> Stated goal
Copy all lines below exactly as written. Leave pictures out.

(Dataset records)
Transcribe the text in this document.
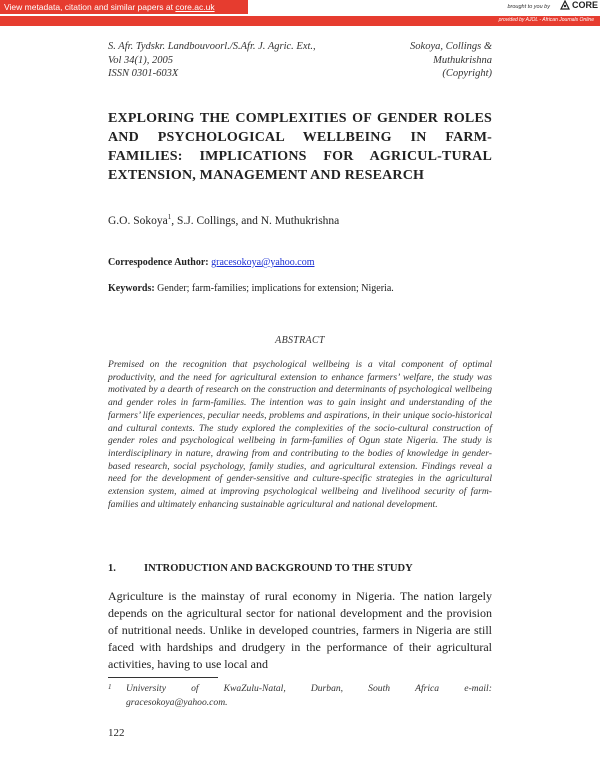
View metadata, citation and similar papers at core.ac.uk	brought to you by CORE
provided by AJOL - African Journals Online
S. Afr. Tydskr. Landbouvoorl./S.Afr. J. Agric. Ext.,
Vol 34(1), 2005
ISSN 0301-603X
Sokoya, Collings &
Muthukrishna
(Copyright)
EXPLORING THE COMPLEXITIES OF GENDER ROLES AND PSYCHOLOGICAL WELLBEING IN FARM-FAMILIES: IMPLICATIONS FOR AGRICUL-TURAL EXTENSION, MANAGEMENT AND RESEARCH
G.O. Sokoya$^1$, S.J. Collings, and N. Muthukrishna
Correspodence Author: gracesokoya@yahoo.com
Keywords: Gender; farm-families; implications for extension; Nigeria.
ABSTRACT
Premised on the recognition that psychological wellbeing is a vital component of optimal productivity, and the need for agricultural extension to enhance farmers’ welfare, the study was motivated by a dearth of research on the construction and determinants of psychological wellbeing and gender roles in farm-families. The intention was to gain insight and understanding of the farmers’ life experiences, peculiar needs, problems and aspirations, in their unique socio-historical and cultural contexts. The study explored the complexities of the socio-cultural construction of gender roles and psychological wellbeing in farm-families of Ogun state Nigeria. The study is interdisciplinary in nature, drawing from and contributing to the bodies of knowledge in gender-based research, social psychology, family studies, and agricultural extension. Findings reveal a need for the development of gender-sensitive and culture-specific strategies in the agricultural extension system, aimed at improving psychological wellbeing and livelihood security of farm-families and ultimately enhancing sustainable agricultural and national development.
1.	INTRODUCTION AND BACKGROUND TO THE STUDY
Agriculture is the mainstay of rural economy in Nigeria. The nation largely depends on the agricultural sector for national development and the provision of nutritional needs. Unlike in developed countries, farmers in Nigeria are still faced with hardships and drudgery in the performance of their agricultural activities, having to use local and
1 University	of	KwaZulu-Natal,	Durban,	South	Africa	e-mail:
gracesokoya@yahoo.com.
122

> The reply
Transcribe the text in this document.
View metadata, citation and similar papers at core.ac.uk	brought to you by CORE
provided by AJOL - African Journals Online
S. Afr. Tydskr. Landbouvoorl./S.Afr. J. Agric. Ext.,
Vol 34(1), 2005
ISSN 0301-603X
Sokoya, Collings &
Muthukrishna
(Copyright)
EXPLORING THE COMPLEXITIES OF GENDER ROLES AND PSYCHOLOGICAL WELLBEING IN FARM-FAMILIES: IMPLICATIONS FOR AGRICUL-TURAL EXTENSION, MANAGEMENT AND RESEARCH
G.O. Sokoya$^1$, S.J. Collings, and N. Muthukrishna
Correspodence Author: gracesokoya@yahoo.com
Keywords: Gender; farm-families; implications for extension; Nigeria.
ABSTRACT
Premised on the recognition that psychological wellbeing is a vital component of optimal productivity, and the need for agricultural extension to enhance farmers’ welfare, the study was motivated by a dearth of research on the construction and determinants of psychological wellbeing and gender roles in farm-families. The intention was to gain insight and understanding of the farmers’ life experiences, peculiar needs, problems and aspirations, in their unique socio-historical and cultural contexts. The study explored the complexities of the socio-cultural construction of gender roles and psychological wellbeing in farm-families of Ogun state Nigeria. The study is interdisciplinary in nature, drawing from and contributing to the bodies of knowledge in gender-based research, social psychology, family studies, and agricultural extension. Findings reveal a need for the development of gender-sensitive and culture-specific strategies in the agricultural extension system, aimed at improving psychological wellbeing and livelihood security of farm-families and ultimately enhancing sustainable agricultural and national development.
1.	INTRODUCTION AND BACKGROUND TO THE STUDY
Agriculture is the mainstay of rural economy in Nigeria. The nation largely depends on the agricultural sector for national development and the provision of nutritional needs. Unlike in developed countries, farmers in Nigeria are still faced with hardships and drudgery in the performance of their agricultural activities, having to use local and
1 University	of	KwaZulu-Natal,	Durban,	South	Africa	e-mail:
gracesokoya@yahoo.com.
122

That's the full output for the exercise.